WHAT YOU WILL DO
List each line in which the string "loops" appears.

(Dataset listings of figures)
====

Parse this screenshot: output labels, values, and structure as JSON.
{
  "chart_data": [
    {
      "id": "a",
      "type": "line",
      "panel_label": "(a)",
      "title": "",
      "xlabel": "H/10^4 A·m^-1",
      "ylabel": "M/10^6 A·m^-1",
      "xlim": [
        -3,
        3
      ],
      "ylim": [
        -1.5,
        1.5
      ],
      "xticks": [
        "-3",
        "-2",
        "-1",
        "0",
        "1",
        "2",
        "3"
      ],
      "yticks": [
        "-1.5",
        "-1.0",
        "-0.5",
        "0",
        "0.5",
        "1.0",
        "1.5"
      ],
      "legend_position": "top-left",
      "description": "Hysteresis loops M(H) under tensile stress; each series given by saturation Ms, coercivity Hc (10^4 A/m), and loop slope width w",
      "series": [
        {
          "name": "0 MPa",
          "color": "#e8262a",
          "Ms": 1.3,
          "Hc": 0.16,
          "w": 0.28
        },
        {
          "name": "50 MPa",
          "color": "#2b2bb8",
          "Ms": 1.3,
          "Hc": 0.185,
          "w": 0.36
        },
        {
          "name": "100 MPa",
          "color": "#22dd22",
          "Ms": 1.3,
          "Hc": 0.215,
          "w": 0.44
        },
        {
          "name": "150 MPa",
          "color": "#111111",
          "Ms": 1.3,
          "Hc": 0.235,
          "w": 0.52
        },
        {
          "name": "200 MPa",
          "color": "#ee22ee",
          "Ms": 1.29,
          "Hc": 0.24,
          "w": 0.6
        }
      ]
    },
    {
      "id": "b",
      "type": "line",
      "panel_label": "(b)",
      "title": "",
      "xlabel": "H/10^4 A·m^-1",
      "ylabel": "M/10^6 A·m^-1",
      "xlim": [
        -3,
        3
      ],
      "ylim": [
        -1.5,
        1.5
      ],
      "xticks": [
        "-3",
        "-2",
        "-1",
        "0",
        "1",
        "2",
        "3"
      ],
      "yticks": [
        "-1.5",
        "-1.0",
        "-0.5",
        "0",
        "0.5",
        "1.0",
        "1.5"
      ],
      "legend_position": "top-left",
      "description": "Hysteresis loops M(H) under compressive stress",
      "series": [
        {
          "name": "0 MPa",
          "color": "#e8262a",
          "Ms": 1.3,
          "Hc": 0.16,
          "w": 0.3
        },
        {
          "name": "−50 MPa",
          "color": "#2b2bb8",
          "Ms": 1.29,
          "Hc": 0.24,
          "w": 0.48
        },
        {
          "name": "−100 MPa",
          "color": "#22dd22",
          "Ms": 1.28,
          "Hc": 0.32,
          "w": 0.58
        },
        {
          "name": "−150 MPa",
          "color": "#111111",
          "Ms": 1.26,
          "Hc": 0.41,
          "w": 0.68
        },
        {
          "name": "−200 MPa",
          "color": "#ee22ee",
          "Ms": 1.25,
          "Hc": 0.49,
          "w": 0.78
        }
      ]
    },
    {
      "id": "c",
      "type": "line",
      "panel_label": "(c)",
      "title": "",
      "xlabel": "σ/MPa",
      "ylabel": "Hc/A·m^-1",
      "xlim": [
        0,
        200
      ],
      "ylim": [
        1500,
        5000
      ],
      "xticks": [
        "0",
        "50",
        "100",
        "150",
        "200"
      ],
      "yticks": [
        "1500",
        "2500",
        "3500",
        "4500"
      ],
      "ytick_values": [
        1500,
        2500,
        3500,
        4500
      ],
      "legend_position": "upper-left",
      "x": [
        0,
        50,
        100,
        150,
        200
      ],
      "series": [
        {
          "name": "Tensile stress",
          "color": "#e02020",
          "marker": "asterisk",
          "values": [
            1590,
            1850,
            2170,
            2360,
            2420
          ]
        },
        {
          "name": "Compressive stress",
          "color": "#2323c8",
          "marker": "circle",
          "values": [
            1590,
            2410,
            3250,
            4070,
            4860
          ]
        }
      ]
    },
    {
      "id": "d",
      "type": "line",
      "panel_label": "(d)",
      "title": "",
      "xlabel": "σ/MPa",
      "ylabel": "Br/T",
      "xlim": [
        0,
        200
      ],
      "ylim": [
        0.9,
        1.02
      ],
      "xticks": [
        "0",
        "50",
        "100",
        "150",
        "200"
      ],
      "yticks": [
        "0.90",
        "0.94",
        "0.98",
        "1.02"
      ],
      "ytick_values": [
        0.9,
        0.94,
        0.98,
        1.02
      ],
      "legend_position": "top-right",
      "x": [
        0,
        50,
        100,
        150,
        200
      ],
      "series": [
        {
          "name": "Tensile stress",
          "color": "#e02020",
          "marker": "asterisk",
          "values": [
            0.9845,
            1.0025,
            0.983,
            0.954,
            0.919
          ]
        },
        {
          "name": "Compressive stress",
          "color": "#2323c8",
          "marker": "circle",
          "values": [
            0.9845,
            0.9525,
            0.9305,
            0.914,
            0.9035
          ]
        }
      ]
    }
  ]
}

====

RESPONSE TO THE TASK
      "description": "Hysteresis loops M(H) under tensile stress; each series given by saturation Ms, coercivity Hc (10^4 A/m), and loop slope width w",
      "description": "Hysteresis loops M(H) under compressive stress",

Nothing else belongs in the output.